* [INSTRUCTION]: Report how many lines in the records hold the string "центру"; give the number and nothing else.

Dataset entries

┄┄┄┄┄┄┄┄┄┄┄┄┄┄┄┄┄┄┄┄

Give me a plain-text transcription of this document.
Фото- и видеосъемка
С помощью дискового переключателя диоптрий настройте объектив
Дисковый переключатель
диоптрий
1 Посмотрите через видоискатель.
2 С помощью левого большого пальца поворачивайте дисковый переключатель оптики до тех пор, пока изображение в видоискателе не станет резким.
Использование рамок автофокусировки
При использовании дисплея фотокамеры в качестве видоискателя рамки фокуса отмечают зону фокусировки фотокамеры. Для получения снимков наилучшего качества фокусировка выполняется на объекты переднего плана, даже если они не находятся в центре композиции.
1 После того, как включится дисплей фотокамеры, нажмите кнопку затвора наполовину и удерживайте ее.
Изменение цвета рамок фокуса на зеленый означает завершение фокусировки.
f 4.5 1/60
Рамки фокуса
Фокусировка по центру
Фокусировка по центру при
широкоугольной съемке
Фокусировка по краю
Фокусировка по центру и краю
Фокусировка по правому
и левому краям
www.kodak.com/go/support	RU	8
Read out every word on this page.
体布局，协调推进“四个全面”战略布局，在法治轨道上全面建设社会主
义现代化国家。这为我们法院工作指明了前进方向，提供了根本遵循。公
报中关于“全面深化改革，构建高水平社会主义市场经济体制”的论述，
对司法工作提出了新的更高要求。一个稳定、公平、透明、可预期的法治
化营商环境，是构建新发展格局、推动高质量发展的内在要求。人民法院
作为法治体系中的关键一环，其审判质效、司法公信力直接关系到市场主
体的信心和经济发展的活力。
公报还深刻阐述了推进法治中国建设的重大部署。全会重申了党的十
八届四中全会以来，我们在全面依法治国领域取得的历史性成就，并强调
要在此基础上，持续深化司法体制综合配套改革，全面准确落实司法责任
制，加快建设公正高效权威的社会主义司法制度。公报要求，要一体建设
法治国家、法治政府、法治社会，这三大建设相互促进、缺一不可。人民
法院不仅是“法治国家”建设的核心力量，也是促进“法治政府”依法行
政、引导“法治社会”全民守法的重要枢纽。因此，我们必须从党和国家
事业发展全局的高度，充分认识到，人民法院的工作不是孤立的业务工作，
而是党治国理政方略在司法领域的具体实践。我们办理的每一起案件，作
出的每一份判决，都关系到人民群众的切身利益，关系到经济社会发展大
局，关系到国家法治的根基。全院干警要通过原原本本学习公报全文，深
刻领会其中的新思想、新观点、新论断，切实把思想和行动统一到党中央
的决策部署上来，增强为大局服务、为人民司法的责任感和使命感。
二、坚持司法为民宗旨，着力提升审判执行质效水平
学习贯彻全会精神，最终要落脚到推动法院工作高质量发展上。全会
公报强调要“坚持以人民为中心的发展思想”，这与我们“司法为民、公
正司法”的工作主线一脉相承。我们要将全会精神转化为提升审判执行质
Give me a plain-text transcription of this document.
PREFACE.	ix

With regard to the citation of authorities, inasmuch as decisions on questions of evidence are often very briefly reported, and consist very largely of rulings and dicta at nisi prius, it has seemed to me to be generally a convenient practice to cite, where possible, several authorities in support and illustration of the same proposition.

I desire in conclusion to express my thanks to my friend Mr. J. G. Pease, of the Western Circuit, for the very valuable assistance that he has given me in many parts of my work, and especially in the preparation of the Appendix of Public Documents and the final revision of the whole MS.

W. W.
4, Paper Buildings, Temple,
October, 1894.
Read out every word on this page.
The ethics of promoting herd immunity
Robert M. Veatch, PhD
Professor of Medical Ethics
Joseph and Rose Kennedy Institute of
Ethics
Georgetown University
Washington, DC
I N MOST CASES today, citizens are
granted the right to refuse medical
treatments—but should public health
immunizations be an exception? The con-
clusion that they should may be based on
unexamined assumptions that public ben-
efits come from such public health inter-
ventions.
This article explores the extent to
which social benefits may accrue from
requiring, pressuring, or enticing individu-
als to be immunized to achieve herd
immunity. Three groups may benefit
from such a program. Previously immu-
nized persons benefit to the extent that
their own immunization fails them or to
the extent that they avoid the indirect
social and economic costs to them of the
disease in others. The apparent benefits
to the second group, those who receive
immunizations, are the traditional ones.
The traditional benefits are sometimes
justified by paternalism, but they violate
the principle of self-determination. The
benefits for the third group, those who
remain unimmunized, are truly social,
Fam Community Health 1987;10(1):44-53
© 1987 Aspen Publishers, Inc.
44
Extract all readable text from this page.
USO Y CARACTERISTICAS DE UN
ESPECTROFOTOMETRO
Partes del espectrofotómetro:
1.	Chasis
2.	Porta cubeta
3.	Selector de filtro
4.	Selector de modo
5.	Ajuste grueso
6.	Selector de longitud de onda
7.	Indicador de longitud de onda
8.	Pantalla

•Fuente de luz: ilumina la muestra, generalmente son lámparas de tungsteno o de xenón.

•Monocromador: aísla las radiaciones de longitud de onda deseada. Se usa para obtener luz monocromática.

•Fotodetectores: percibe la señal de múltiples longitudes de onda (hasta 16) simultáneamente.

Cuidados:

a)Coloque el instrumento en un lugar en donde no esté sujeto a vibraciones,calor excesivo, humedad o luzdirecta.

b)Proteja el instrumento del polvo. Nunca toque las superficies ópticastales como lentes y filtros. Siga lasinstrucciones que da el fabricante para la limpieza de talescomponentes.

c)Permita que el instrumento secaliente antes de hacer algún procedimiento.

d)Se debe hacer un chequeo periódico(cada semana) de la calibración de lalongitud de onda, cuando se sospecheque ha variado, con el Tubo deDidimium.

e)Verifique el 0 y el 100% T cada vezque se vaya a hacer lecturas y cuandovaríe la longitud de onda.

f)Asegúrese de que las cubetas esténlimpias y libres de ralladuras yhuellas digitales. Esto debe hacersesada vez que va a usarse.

┄┄┄┄┄┄┄┄┄┄┄┄┄┄┄┄┄┄┄┄

* [ANSWER TO THIS PROBLEM]: 3